### Data to use ###

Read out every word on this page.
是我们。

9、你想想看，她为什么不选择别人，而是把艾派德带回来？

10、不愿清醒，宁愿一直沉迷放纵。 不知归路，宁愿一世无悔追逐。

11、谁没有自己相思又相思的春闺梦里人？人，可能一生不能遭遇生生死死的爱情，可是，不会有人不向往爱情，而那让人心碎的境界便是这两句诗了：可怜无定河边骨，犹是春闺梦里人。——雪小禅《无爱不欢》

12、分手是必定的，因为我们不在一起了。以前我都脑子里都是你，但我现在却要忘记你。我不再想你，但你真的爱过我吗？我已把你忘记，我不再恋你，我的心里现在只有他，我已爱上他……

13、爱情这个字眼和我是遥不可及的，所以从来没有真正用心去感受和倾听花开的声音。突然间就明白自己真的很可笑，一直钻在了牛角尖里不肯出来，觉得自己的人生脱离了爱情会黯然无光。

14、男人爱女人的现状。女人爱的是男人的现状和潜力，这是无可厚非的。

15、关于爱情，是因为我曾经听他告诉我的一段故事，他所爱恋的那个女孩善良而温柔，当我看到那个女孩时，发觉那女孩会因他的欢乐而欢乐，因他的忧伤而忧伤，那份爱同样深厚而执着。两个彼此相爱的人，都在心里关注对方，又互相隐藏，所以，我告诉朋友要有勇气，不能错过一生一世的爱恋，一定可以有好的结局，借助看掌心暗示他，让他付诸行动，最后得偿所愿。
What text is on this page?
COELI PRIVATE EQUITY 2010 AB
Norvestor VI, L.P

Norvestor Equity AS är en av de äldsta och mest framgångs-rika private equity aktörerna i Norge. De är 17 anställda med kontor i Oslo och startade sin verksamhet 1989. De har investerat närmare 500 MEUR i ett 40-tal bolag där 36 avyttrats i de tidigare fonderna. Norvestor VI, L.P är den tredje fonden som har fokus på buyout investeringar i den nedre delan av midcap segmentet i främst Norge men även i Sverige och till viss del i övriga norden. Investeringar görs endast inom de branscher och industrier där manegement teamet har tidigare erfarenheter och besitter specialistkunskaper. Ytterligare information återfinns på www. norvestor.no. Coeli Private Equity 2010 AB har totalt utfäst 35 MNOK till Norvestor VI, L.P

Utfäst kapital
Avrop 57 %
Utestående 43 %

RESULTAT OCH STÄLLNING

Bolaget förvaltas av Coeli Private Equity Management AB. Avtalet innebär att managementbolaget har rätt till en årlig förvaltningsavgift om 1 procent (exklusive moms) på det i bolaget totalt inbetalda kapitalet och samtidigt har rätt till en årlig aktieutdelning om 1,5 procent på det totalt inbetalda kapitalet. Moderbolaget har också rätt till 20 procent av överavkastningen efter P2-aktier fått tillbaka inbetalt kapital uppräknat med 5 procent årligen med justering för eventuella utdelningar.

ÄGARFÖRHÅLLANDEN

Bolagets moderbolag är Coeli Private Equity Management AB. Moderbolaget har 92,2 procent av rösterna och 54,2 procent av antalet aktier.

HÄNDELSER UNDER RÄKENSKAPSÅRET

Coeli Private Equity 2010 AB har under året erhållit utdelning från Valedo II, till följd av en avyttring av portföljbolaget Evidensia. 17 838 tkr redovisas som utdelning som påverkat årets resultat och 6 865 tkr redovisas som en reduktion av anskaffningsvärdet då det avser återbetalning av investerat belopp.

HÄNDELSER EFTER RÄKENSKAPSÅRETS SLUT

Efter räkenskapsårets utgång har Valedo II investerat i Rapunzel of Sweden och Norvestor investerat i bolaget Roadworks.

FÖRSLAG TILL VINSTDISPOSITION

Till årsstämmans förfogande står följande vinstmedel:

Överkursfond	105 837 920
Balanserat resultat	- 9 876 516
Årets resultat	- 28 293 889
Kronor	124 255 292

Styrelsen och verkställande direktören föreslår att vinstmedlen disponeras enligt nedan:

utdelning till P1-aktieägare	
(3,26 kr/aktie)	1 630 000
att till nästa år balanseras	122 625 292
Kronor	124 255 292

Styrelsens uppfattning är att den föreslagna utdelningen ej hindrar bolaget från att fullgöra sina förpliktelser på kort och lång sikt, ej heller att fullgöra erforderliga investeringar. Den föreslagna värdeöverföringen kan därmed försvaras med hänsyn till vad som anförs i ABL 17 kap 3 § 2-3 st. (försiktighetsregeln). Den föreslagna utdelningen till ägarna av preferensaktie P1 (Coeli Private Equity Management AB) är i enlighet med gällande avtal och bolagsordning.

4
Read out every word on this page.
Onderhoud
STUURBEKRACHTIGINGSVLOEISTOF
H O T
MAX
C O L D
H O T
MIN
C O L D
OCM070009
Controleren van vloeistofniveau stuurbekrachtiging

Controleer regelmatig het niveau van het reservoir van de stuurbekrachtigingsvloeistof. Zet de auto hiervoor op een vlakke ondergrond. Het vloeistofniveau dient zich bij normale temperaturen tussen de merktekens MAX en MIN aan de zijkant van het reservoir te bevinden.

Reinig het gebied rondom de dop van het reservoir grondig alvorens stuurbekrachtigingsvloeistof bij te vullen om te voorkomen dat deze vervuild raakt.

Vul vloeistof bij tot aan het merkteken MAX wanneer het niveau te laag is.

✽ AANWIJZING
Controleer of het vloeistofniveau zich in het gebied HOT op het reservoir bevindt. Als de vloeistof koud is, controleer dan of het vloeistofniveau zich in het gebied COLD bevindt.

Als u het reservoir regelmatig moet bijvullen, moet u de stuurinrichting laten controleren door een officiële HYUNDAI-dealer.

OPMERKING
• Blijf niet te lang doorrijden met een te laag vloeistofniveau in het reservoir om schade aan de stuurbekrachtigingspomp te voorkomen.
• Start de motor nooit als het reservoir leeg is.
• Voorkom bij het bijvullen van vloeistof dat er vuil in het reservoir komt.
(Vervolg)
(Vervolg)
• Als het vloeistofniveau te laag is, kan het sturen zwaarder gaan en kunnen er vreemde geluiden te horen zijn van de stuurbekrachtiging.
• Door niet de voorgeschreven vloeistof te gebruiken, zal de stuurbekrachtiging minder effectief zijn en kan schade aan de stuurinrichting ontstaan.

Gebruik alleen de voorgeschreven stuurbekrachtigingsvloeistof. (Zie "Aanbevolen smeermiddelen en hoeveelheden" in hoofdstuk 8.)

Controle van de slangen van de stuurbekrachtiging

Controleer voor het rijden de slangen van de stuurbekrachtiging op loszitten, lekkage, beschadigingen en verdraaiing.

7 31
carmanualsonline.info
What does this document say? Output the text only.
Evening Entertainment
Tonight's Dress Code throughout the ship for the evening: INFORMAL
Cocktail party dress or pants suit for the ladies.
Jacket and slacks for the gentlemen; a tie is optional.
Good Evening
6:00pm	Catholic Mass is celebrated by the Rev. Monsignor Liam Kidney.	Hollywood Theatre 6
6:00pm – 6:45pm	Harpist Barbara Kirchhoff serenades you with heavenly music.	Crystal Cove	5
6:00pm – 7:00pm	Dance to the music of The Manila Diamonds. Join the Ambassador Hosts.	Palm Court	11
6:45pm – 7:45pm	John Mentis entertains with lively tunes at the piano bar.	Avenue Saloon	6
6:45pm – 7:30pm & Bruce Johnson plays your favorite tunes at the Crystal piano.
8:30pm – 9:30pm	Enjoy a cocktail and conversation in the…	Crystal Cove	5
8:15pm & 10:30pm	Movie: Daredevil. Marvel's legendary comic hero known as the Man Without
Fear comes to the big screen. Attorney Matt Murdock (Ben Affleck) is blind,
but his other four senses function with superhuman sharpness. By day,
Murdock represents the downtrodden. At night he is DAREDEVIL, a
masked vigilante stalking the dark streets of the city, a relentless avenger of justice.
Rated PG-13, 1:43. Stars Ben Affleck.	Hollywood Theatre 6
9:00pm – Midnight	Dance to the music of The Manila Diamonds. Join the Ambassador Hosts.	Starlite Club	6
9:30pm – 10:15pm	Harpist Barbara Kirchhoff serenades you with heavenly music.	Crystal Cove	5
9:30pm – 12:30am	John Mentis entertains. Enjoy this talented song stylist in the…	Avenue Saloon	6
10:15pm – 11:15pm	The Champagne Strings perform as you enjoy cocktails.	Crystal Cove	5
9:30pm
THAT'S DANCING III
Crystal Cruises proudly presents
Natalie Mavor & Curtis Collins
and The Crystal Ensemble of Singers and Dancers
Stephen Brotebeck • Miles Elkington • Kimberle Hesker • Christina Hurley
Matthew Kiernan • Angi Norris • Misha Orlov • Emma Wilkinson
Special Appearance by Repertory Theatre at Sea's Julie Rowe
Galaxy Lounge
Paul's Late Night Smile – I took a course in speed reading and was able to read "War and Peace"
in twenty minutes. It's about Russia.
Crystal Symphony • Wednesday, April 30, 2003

###

- [Task requirements]: Copy out each line of the records where the string "bijvullen" appears.

- [Solution for this exercise]:
Als u het reservoir regelmatig moet bijvullen, moet u de stuurinrichting laten controleren door een officiële HYUNDAI-dealer.
• Voorkom bij het bijvullen van vloeistof dat er vuil in het reservoir komt.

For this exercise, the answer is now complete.